国際海洋情報(2021年6月30日号)

1.「海賊抑止のためのギニア湾宣言」署名数が約350に

ギニア湾における海賊の問題を平易に解説し、海賊の脅威から船員を効果的に保護するために必要な対策についてすべての関係者の注意を喚起するため、5月17日、BIMCOが主催し、船主が集まって「海賊抑止のためのギニア湾宣言」を起草したが、世界の3大旗国・大手船社・主要海運団体・ウクライナからナイジェリアまで各国の海運会社・世界経済フォーラムなど既に約350の組織が宣言に署名した。2020年に世界で海賊に誘拐された船員の総数は135名で、その95%がギニア湾で誘拐されたが、この宣言の署名者たちは、2023年末までに海賊による襲撃件数を少なくとも8割削減できると確信している。併せて、国際海運円卓協議会と石油会社国際海事評議会(OCIMF)は、ナイジェリア政府が6月10日に発表したナイジェリア領海内の保安体制を強化するための大規模投資計画であるDeep Blue Projectを全面的に支持することを表明している。

原文
June 29, 2021, BIMCO

2.記録的な「圧力鍋」熱波がカナダと米北西部を襲う

カナダのこれまでの観測史上最高気温の記録は45℃だったが、6月28日、ブリティシュコロンビア(BC)州のリットンで中東や北アフリカで観測されるような47.9℃の史上最高気温を記録した。周辺地域は、このような熱波に慣れておらず、多くの家ではエアコンもないので、熱波により住民の健康・農業・環境に大きな脅威がもたらされている。世界気象機関(WMO)によれば、熱波は沿岸部では今週の初め、BC州内部では今週半ばでピークアウトし、熱波の中心は東のアルバータの方向に移動する見込み。ユーコン準州・ノースウェスト準州では6月に入ってからすでに史上最高気温を記録しているが、これはジェット気流の力が弱く、「熱のドーム」にように熱気が滞留しているためと考えられる。北アフリカ・アラビア半島・東欧・イラン・インド北西部などの北半球の他の部分でも熱波を記録し、何か所かでは45℃を超え、サハラ砂漠では50℃以上を記録した。広範な高気圧に覆われて、ロシア西部とカスピ海地域でも異常高温を記録している。

▶ _提示データ_
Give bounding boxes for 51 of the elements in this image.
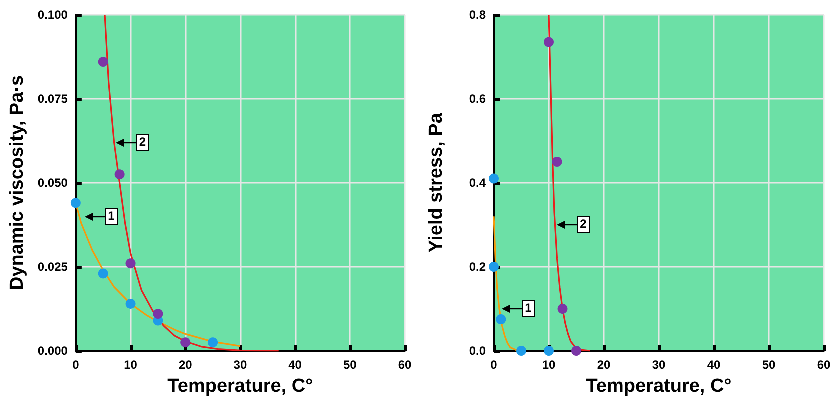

▶ _取り組む課題_
1. 国際海洋情報の本文のうち、「カナダのこれまでの観測史上最」を含む語句から始め、「でも異常高温を記録している。」で終わる部分を、一字一句変えずに書き写しなさい。
2. 国際海洋情報の本文について、最後に示された文の次から続きを書き進めなさい。

▶ _課題別の解答_
1.
カナダのこれまでの観測史上最高気温の記録は45℃だったが、6月28日、ブリティシュコロンビア(BC)州のリットンで中東や北アフリカで観測されるような47.9℃の史上最高気温を記録した。周辺地域は、このような熱波に慣れておらず、多くの家ではエアコンもないので、熱波により住民の健康・農業・環境に大きな脅威がもたらされている。世界気象機関(WMO)によれば、熱波は沿岸部では今週の初め、BC州内部では今週半ばでピークアウトし、熱波の中心は東のアルバータの方向に移動する見込み。ユーコン準州・ノースウェスト準州では6月に入ってからすでに史上最高気温を記録しているが、これはジェット気流の力が弱く、「熱のドーム」にように熱気が滞留しているためと考えられる。北アフリカ・アラビア半島・東欧・イラン・インド北西部などの北半球の他の部分でも熱波を記録し、何か所かでは45℃を超え、サハラ砂漠では50℃以上を記録した。広範な高気圧に覆われて、ロシア西部とカスピ海地域でも異常高温を記録している。

2.
原文

June 29, 2021,国連


3.英国:国内石炭火力発電所を1年前倒しして2024年10月までに閉鎖

英国政府は、同国内の石炭火力発電所を予定より1年早く、2024年10月までに閉鎖すると発表した。同政府は今回の決定によって、COP26において他国も石炭火力発電所の閉鎖を表明することを期待している。英国の発電に占める石炭火力の割合は、10年前までは約4割であったが、昨年は既に1.8%までシェアを落としており、代わりに風力発電のシェアが1/3以上となっている。ただし、石炭火力の停止は発電事業にのみ適用され、製鉄業などでは引き続き石炭を使用できるため、英国政府は今年に入って、カンブリアで(コークス)原料炭の新鉱山の開発を認めようとして、環境派の猛反対にあって、許可を撤回した経緯がある。英国政府は、政府から独立した気候変動委員会からも、2050年炭素中立目標達成のための、具体的に可能な対策を示していないと非難されている。

原文

June 30, 2021, Independent


4.USCG長官:将来的に北極海で航行の自由作戦の実施を示唆

6月28日、米国沿岸警備隊の長官はブルッキングス研究所主催の講演会で、米国の北極政策について講演したところその概要は以下のとおり。①北極海においては、軍事的な存在感(presence)がそのまま当該国の影響力につながるが、現在米国の軍事的な存在感は大きく劣っている。②米国は、(南シナ海において)国際法に従った近代的な海事統治の実施を標榜しているのと同様に、ロシアが北極海においてどのように振る舞うかについて関心を持っており、もしロシアが国際法に従った行動をとらないのであれば、北極海において将来的に「航行の自由作戦」を実施する可能性がある。③米国は(現時点で)北極海で成し遂げるべき積極的な目標を持っていないが、問題は米国の敵国は明確な目標を持っていることであり、米国の(現在の)戦略としては、敵国が何をできるかということに対して、適応していくことである。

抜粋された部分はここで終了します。